__WHAT NEEDS TO BE DONE__. Return the material word for word. Do not include pictures.

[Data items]

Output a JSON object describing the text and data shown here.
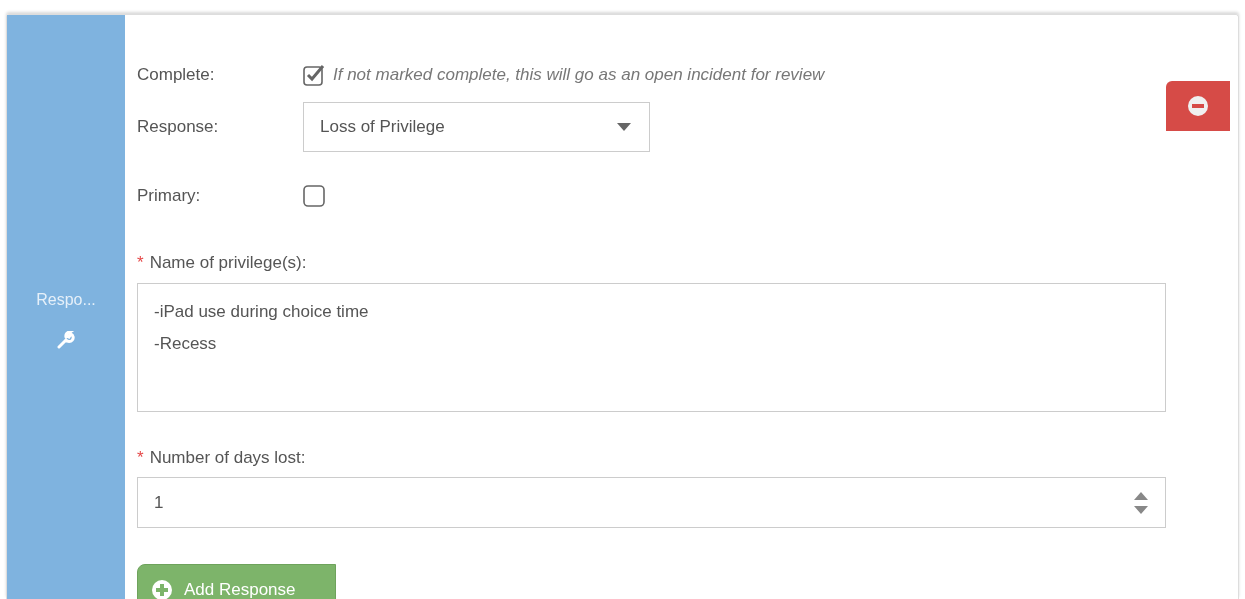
{
  "sidebar": {
    "label": "Respo..."
  },
  "fields": [
    {
      "kind": "checkbox",
      "label": "Complete:",
      "checked": true,
      "hint": "If not marked complete, this will go as an open incident for review"
    },
    {
      "kind": "select",
      "label": "Response:",
      "value": "Loss of Privilege"
    },
    {
      "kind": "checkbox",
      "label": "Primary:",
      "checked": false
    },
    {
      "kind": "textarea",
      "marker": "*",
      "label": "Name of privilege(s):",
      "lines": [
        "-iPad use during choice time",
        "-Recess"
      ]
    },
    {
      "kind": "number",
      "marker": "*",
      "label": "Number of days lost:",
      "value": "1"
    }
  ],
  "add_button": {
    "label": "Add Response"
  }
}
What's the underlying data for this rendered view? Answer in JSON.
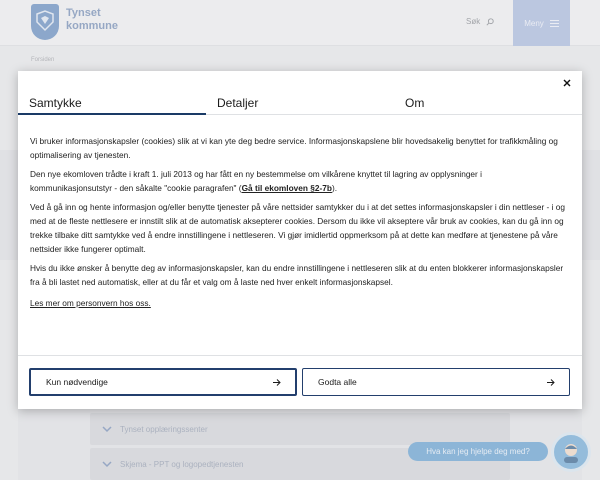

__ANSWER FOR THE TASK__.
Output a JSON object describing the text and data shown here.
{
  "sidebar": {
    "label": "Respo..."
  },
  "fields": [
    {
      "kind": "checkbox",
      "label": "Complete:",
      "checked": true,
      "hint": "If not marked complete, this will go as an open incident for review"
    },
    {
      "kind": "select",
      "label": "Response:",
      "value": "Loss of Privilege"
    },
    {
      "kind": "checkbox",
      "label": "Primary:",
      "checked": false
    },
    {
      "kind": "textarea",
      "marker": "*",
      "label": "Name of privilege(s):",
      "lines": [
        "-iPad use during choice time",
        "-Recess"
      ]
    },
    {
      "kind": "number",
      "marker": "*",
      "label": "Number of days lost:",
      "value": "1"
    }
  ],
  "add_button": {
    "label": "Add Response"
  }
}
What's the underlying data for this rendered view? Answer in JSON.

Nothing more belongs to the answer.